- What to produce:
Copy every line in the records below that contains the word "Vietnam".

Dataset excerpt
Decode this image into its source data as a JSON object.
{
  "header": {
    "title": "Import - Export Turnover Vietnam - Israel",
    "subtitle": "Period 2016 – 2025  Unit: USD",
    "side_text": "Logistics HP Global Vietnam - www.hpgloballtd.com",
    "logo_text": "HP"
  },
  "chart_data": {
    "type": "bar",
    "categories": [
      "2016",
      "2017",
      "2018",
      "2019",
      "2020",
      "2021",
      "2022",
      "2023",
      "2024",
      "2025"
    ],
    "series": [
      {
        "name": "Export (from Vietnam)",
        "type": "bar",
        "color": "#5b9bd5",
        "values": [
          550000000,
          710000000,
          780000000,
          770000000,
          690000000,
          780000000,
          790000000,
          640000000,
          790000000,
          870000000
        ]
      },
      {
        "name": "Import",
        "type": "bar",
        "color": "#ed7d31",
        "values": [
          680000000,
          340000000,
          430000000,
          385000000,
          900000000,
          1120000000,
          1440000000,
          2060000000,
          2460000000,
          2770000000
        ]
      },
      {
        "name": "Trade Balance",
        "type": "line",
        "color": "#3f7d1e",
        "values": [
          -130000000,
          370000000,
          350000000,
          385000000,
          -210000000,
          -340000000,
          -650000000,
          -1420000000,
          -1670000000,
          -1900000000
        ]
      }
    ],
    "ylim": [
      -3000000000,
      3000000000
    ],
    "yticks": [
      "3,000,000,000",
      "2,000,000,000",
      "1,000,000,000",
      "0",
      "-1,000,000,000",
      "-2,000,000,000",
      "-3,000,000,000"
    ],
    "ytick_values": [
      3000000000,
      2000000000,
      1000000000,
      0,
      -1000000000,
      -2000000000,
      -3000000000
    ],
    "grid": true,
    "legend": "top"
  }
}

- Exercise output:
    "title": "Import - Export Turnover Vietnam - Israel",
    "side_text": "Logistics HP Global Vietnam - www.hpgloballtd.com",
        "name": "Export (from Vietnam)",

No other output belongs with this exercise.